__Short exercise__
Repeat every record below exactly, but leave out any pictures.

--- START Data rows ---

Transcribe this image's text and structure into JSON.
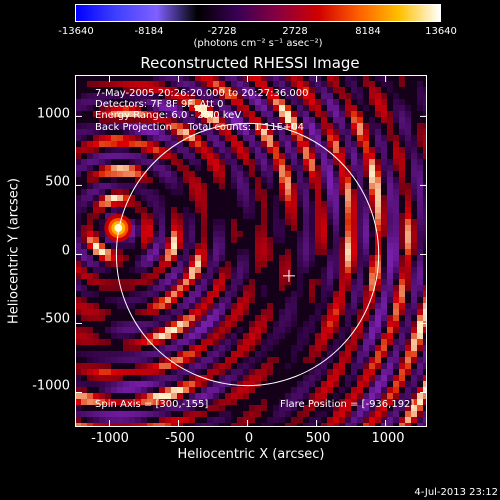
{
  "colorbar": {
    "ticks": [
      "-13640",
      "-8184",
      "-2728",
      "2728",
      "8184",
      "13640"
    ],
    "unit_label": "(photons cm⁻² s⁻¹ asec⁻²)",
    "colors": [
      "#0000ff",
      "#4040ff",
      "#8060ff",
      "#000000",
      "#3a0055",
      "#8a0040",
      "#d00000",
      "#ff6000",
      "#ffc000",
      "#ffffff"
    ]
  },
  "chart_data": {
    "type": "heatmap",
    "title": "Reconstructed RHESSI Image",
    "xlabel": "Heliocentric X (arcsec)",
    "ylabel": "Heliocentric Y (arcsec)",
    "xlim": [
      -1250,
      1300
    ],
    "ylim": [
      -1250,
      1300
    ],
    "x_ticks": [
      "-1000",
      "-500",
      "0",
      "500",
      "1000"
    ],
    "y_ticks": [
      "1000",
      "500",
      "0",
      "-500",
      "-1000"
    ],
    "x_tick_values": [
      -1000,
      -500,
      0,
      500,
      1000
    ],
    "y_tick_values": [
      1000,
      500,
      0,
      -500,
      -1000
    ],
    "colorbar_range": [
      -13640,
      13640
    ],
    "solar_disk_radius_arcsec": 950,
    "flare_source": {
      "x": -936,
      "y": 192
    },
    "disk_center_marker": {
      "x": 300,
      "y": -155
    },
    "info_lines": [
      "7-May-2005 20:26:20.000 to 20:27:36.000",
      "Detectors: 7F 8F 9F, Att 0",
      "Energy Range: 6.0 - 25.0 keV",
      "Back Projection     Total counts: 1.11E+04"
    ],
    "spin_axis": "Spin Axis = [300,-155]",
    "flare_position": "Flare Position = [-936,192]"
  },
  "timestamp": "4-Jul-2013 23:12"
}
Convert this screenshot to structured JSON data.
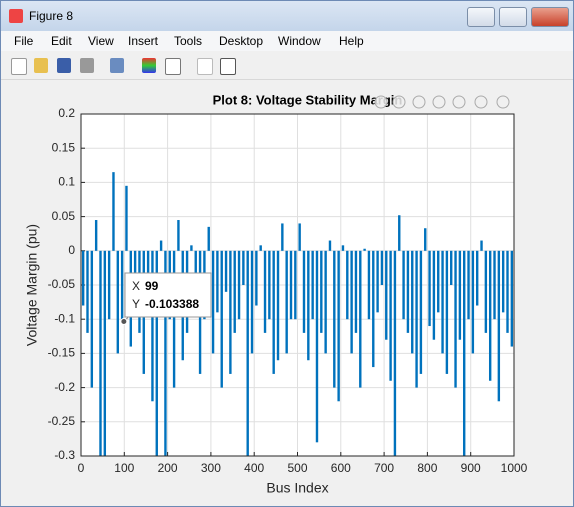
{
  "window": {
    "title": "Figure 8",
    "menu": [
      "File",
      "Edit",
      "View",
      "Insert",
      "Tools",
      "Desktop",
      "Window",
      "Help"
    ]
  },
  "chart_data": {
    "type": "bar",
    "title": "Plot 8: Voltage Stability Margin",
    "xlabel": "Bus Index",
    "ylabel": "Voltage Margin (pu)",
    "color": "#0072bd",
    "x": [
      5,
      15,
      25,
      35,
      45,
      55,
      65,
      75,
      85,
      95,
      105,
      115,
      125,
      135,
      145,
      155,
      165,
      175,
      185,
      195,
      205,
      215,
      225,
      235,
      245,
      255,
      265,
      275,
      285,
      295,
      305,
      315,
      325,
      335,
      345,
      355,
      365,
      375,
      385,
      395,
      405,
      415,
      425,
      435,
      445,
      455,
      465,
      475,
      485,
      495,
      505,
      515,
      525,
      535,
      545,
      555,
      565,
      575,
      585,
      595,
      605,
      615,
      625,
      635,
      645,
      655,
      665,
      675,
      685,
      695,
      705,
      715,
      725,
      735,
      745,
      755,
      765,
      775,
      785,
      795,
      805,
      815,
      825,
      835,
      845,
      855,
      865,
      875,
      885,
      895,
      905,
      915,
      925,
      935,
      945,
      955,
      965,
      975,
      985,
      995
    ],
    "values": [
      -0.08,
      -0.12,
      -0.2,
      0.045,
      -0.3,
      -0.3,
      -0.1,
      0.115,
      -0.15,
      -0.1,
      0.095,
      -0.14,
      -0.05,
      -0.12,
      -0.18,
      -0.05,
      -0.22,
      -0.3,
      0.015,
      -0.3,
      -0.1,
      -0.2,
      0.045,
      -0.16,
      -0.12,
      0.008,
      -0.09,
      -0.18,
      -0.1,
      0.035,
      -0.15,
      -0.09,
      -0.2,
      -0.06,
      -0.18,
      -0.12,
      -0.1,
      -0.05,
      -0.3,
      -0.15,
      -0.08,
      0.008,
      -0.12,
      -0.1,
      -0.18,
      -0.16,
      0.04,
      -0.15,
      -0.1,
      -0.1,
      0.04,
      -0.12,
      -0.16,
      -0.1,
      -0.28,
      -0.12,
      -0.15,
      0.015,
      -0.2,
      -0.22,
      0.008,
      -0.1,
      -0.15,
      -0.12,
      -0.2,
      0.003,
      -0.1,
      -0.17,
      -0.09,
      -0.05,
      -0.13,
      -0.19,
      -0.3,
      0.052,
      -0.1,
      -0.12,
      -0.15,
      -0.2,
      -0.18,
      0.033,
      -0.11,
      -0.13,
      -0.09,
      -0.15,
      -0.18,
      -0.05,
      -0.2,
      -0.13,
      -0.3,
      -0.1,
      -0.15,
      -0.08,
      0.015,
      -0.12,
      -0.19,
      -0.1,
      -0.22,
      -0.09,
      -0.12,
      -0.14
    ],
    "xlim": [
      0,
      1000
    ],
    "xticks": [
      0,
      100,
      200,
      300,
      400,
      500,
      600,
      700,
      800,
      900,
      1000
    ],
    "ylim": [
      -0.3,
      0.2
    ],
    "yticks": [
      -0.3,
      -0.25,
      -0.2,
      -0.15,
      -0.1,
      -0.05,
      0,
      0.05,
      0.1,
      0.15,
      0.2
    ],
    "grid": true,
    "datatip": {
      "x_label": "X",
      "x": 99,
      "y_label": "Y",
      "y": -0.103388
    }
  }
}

--- END Data rows ---

__Result for this task__
Transcribe this image's text and structure into JSON.
{
  "colorbar": {
    "ticks": [
      "-13640",
      "-8184",
      "-2728",
      "2728",
      "8184",
      "13640"
    ],
    "unit_label": "(photons cm⁻² s⁻¹ asec⁻²)",
    "colors": [
      "#0000ff",
      "#4040ff",
      "#8060ff",
      "#000000",
      "#3a0055",
      "#8a0040",
      "#d00000",
      "#ff6000",
      "#ffc000",
      "#ffffff"
    ]
  },
  "chart_data": {
    "type": "heatmap",
    "title": "Reconstructed RHESSI Image",
    "xlabel": "Heliocentric X (arcsec)",
    "ylabel": "Heliocentric Y (arcsec)",
    "xlim": [
      -1250,
      1300
    ],
    "ylim": [
      -1250,
      1300
    ],
    "x_ticks": [
      "-1000",
      "-500",
      "0",
      "500",
      "1000"
    ],
    "y_ticks": [
      "1000",
      "500",
      "0",
      "-500",
      "-1000"
    ],
    "x_tick_values": [
      -1000,
      -500,
      0,
      500,
      1000
    ],
    "y_tick_values": [
      1000,
      500,
      0,
      -500,
      -1000
    ],
    "colorbar_range": [
      -13640,
      13640
    ],
    "solar_disk_radius_arcsec": 950,
    "flare_source": {
      "x": -936,
      "y": 192
    },
    "disk_center_marker": {
      "x": 300,
      "y": -155
    },
    "info_lines": [
      "7-May-2005 20:26:20.000 to 20:27:36.000",
      "Detectors: 7F 8F 9F, Att 0",
      "Energy Range: 6.0 - 25.0 keV",
      "Back Projection     Total counts: 1.11E+04"
    ],
    "spin_axis": "Spin Axis = [300,-155]",
    "flare_position": "Flare Position = [-936,192]"
  },
  "timestamp": "4-Jul-2013 23:12"
}
Convert this screenshot to structured JSON data.
{
  "window": {
    "title": "Figure 8",
    "menu": [
      "File",
      "Edit",
      "View",
      "Insert",
      "Tools",
      "Desktop",
      "Window",
      "Help"
    ]
  },
  "chart_data": {
    "type": "bar",
    "title": "Plot 8: Voltage Stability Margin",
    "xlabel": "Bus Index",
    "ylabel": "Voltage Margin (pu)",
    "color": "#0072bd",
    "x": [
      5,
      15,
      25,
      35,
      45,
      55,
      65,
      75,
      85,
      95,
      105,
      115,
      125,
      135,
      145,
      155,
      165,
      175,
      185,
      195,
      205,
      215,
      225,
      235,
      245,
      255,
      265,
      275,
      285,
      295,
      305,
      315,
      325,
      335,
      345,
      355,
      365,
      375,
      385,
      395,
      405,
      415,
      425,
      435,
      445,
      455,
      465,
      475,
      485,
      495,
      505,
      515,
      525,
      535,
      545,
      555,
      565,
      575,
      585,
      595,
      605,
      615,
      625,
      635,
      645,
      655,
      665,
      675,
      685,
      695,
      705,
      715,
      725,
      735,
      745,
      755,
      765,
      775,
      785,
      795,
      805,
      815,
      825,
      835,
      845,
      855,
      865,
      875,
      885,
      895,
      905,
      915,
      925,
      935,
      945,
      955,
      965,
      975,
      985,
      995
    ],
    "values": [
      -0.08,
      -0.12,
      -0.2,
      0.045,
      -0.3,
      -0.3,
      -0.1,
      0.115,
      -0.15,
      -0.1,
      0.095,
      -0.14,
      -0.05,
      -0.12,
      -0.18,
      -0.05,
      -0.22,
      -0.3,
      0.015,
      -0.3,
      -0.1,
      -0.2,
      0.045,
      -0.16,
      -0.12,
      0.008,
      -0.09,
      -0.18,
      -0.1,
      0.035,
      -0.15,
      -0.09,
      -0.2,
      -0.06,
      -0.18,
      -0.12,
      -0.1,
      -0.05,
      -0.3,
      -0.15,
      -0.08,
      0.008,
      -0.12,
      -0.1,
      -0.18,
      -0.16,
      0.04,
      -0.15,
      -0.1,
      -0.1,
      0.04,
      -0.12,
      -0.16,
      -0.1,
      -0.28,
      -0.12,
      -0.15,
      0.015,
      -0.2,
      -0.22,
      0.008,
      -0.1,
      -0.15,
      -0.12,
      -0.2,
      0.003,
      -0.1,
      -0.17,
      -0.09,
      -0.05,
      -0.13,
      -0.19,
      -0.3,
      0.052,
      -0.1,
      -0.12,
      -0.15,
      -0.2,
      -0.18,
      0.033,
      -0.11,
      -0.13,
      -0.09,
      -0.15,
      -0.18,
      -0.05,
      -0.2,
      -0.13,
      -0.3,
      -0.1,
      -0.15,
      -0.08,
      0.015,
      -0.12,
      -0.19,
      -0.1,
      -0.22,
      -0.09,
      -0.12,
      -0.14
    ],
    "xlim": [
      0,
      1000
    ],
    "xticks": [
      0,
      100,
      200,
      300,
      400,
      500,
      600,
      700,
      800,
      900,
      1000
    ],
    "ylim": [
      -0.3,
      0.2
    ],
    "yticks": [
      -0.3,
      -0.25,
      -0.2,
      -0.15,
      -0.1,
      -0.05,
      0,
      0.05,
      0.1,
      0.15,
      0.2
    ],
    "grid": true,
    "datatip": {
      "x_label": "X",
      "x": 99,
      "y_label": "Y",
      "y": -0.103388
    }
  }
}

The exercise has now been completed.